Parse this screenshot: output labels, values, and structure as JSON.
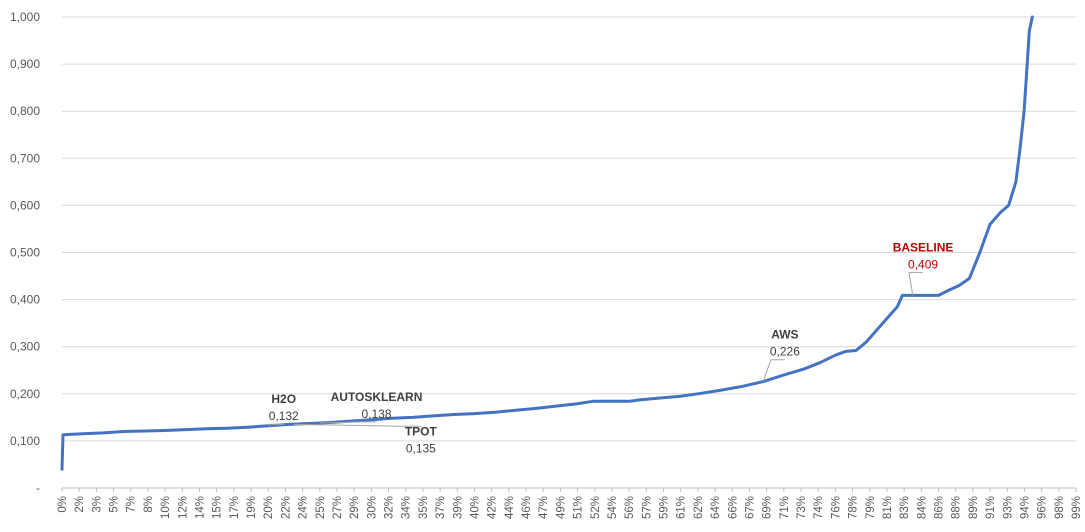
{
  "chart_data": {
    "type": "line",
    "title": "",
    "xlabel": "",
    "ylabel": "",
    "ylim": [
      0,
      1.0
    ],
    "y_ticks": [
      "-",
      "0,100",
      "0,200",
      "0,300",
      "0,400",
      "0,500",
      "0,600",
      "0,700",
      "0,800",
      "0,900",
      "1,000"
    ],
    "x_ticks": [
      "0%",
      "2%",
      "3%",
      "5%",
      "7%",
      "8%",
      "10%",
      "12%",
      "14%",
      "15%",
      "17%",
      "19%",
      "20%",
      "22%",
      "24%",
      "25%",
      "27%",
      "29%",
      "30%",
      "32%",
      "34%",
      "35%",
      "37%",
      "39%",
      "40%",
      "42%",
      "44%",
      "46%",
      "47%",
      "49%",
      "51%",
      "52%",
      "54%",
      "56%",
      "57%",
      "59%",
      "61%",
      "62%",
      "64%",
      "66%",
      "67%",
      "69%",
      "71%",
      "73%",
      "74%",
      "76%",
      "78%",
      "79%",
      "81%",
      "83%",
      "84%",
      "86%",
      "88%",
      "89%",
      "91%",
      "93%",
      "94%",
      "96%",
      "98%",
      "99%"
    ],
    "grid": true,
    "series": [
      {
        "color": "#4472C4",
        "points": [
          [
            0,
            0.04
          ],
          [
            0.1,
            0.113
          ],
          [
            2,
            0.115
          ],
          [
            4,
            0.117
          ],
          [
            6,
            0.12
          ],
          [
            8,
            0.121
          ],
          [
            10,
            0.122
          ],
          [
            12,
            0.124
          ],
          [
            14,
            0.126
          ],
          [
            16,
            0.127
          ],
          [
            18,
            0.129
          ],
          [
            20,
            0.132
          ],
          [
            22,
            0.135
          ],
          [
            24,
            0.137
          ],
          [
            26,
            0.139
          ],
          [
            28,
            0.142
          ],
          [
            30,
            0.145
          ],
          [
            32,
            0.148
          ],
          [
            34,
            0.15
          ],
          [
            36,
            0.153
          ],
          [
            38,
            0.156
          ],
          [
            40,
            0.158
          ],
          [
            42,
            0.161
          ],
          [
            44,
            0.165
          ],
          [
            46,
            0.169
          ],
          [
            48,
            0.174
          ],
          [
            50,
            0.179
          ],
          [
            51.5,
            0.184
          ],
          [
            53,
            0.184
          ],
          [
            55,
            0.184
          ],
          [
            56,
            0.187
          ],
          [
            58,
            0.191
          ],
          [
            60,
            0.195
          ],
          [
            62,
            0.201
          ],
          [
            64,
            0.208
          ],
          [
            66,
            0.216
          ],
          [
            68,
            0.226
          ],
          [
            70,
            0.24
          ],
          [
            72,
            0.253
          ],
          [
            73.5,
            0.266
          ],
          [
            75,
            0.282
          ],
          [
            76,
            0.29
          ],
          [
            77,
            0.292
          ],
          [
            78,
            0.31
          ],
          [
            79,
            0.335
          ],
          [
            80,
            0.36
          ],
          [
            81,
            0.385
          ],
          [
            81.5,
            0.409
          ],
          [
            83,
            0.409
          ],
          [
            84,
            0.409
          ],
          [
            85,
            0.409
          ],
          [
            86,
            0.42
          ],
          [
            87,
            0.43
          ],
          [
            88,
            0.445
          ],
          [
            89,
            0.5
          ],
          [
            90,
            0.56
          ],
          [
            91,
            0.585
          ],
          [
            91.8,
            0.6
          ],
          [
            92.5,
            0.65
          ],
          [
            92.9,
            0.72
          ],
          [
            93.3,
            0.8
          ],
          [
            93.6,
            0.9
          ],
          [
            93.8,
            0.97
          ],
          [
            94.1,
            1.0
          ]
        ]
      }
    ],
    "annotations": [
      {
        "name": "H2O",
        "value": "0,132",
        "color": "#404040",
        "at": [
          20,
          0.132
        ],
        "label_at": [
          21.5,
          0.163
        ]
      },
      {
        "name": "AUTOSKLEARN",
        "value": "0,138",
        "color": "#404040",
        "at": [
          25,
          0.138
        ],
        "label_at": [
          30.5,
          0.168
        ]
      },
      {
        "name": "TPOT",
        "value": "0,135",
        "color": "#404040",
        "at": [
          22.5,
          0.135
        ],
        "label_at": [
          34.8,
          0.095
        ]
      },
      {
        "name": "AWS",
        "value": "0,226",
        "color": "#404040",
        "at": [
          68,
          0.226
        ],
        "label_at": [
          70.1,
          0.3
        ]
      },
      {
        "name": "BASELINE",
        "value": "0,409",
        "color": "#C00000",
        "at": [
          82.5,
          0.409
        ],
        "label_at": [
          83.5,
          0.485
        ]
      }
    ]
  }
}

* _Aim of the exercise_:
Show the lines where the word "name" appears in the entries.

* _Solution for this task_:
        "name": "H2O",
        "name": "AUTOSKLEARN",
        "name": "TPOT",
        "name": "AWS",
        "name": "BASELINE",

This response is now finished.